* The exercise:
Would you write out the entries below, every one of them, exactly?

________________

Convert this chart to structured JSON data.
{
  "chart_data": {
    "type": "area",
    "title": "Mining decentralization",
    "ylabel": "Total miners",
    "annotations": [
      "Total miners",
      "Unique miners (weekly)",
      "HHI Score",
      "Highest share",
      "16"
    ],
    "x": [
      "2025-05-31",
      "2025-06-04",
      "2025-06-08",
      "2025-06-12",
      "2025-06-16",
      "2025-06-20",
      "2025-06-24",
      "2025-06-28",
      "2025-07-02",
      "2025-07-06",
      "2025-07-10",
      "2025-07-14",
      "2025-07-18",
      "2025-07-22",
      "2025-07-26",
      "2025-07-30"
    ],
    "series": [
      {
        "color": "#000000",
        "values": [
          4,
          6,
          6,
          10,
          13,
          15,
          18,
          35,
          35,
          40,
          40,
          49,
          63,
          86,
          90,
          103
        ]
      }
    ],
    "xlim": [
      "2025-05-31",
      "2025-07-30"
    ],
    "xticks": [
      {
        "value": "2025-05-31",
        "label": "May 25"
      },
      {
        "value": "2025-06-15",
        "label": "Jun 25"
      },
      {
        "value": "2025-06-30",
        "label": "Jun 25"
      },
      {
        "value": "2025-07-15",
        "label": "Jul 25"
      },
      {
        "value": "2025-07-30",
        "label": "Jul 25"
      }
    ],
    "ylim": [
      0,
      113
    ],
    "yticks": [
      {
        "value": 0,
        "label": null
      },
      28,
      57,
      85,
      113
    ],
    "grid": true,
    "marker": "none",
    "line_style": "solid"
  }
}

________________

* Worked solution:
Convert this chart to structured JSON data.
{
  "chart_data": {
    "type": "area",
    "title": "Mining decentralization",
    "ylabel": "Total miners",
    "annotations": [
      "Total miners",
      "Unique miners (weekly)",
      "HHI Score",
      "Highest share",
      "16"
    ],
    "x": [
      "2025-05-31",
      "2025-06-04",
      "2025-06-08",
      "2025-06-12",
      "2025-06-16",
      "2025-06-20",
      "2025-06-24",
      "2025-06-28",
      "2025-07-02",
      "2025-07-06",
      "2025-07-10",
      "2025-07-14",
      "2025-07-18",
      "2025-07-22",
      "2025-07-26",
      "2025-07-30"
    ],
    "series": [
      {
        "color": "#000000",
        "values": [
          4,
          6,
          6,
          10,
          13,
          15,
          18,
          35,
          35,
          40,
          40,
          49,
          63,
          86,
          90,
          103
        ]
      }
    ],
    "xlim": [
      "2025-05-31",
      "2025-07-30"
    ],
    "xticks": [
      {
        "value": "2025-05-31",
        "label": "May 25"
      },
      {
        "value": "2025-06-15",
        "label": "Jun 25"
      },
      {
        "value": "2025-06-30",
        "label": "Jun 25"
      },
      {
        "value": "2025-07-15",
        "label": "Jul 25"
      },
      {
        "value": "2025-07-30",
        "label": "Jul 25"
      }
    ],
    "ylim": [
      0,
      113
    ],
    "yticks": [
      {
        "value": 0,
        "label": null
      },
      28,
      57,
      85,
      113
    ],
    "grid": true,
    "marker": "none",
    "line_style": "solid"
  }
}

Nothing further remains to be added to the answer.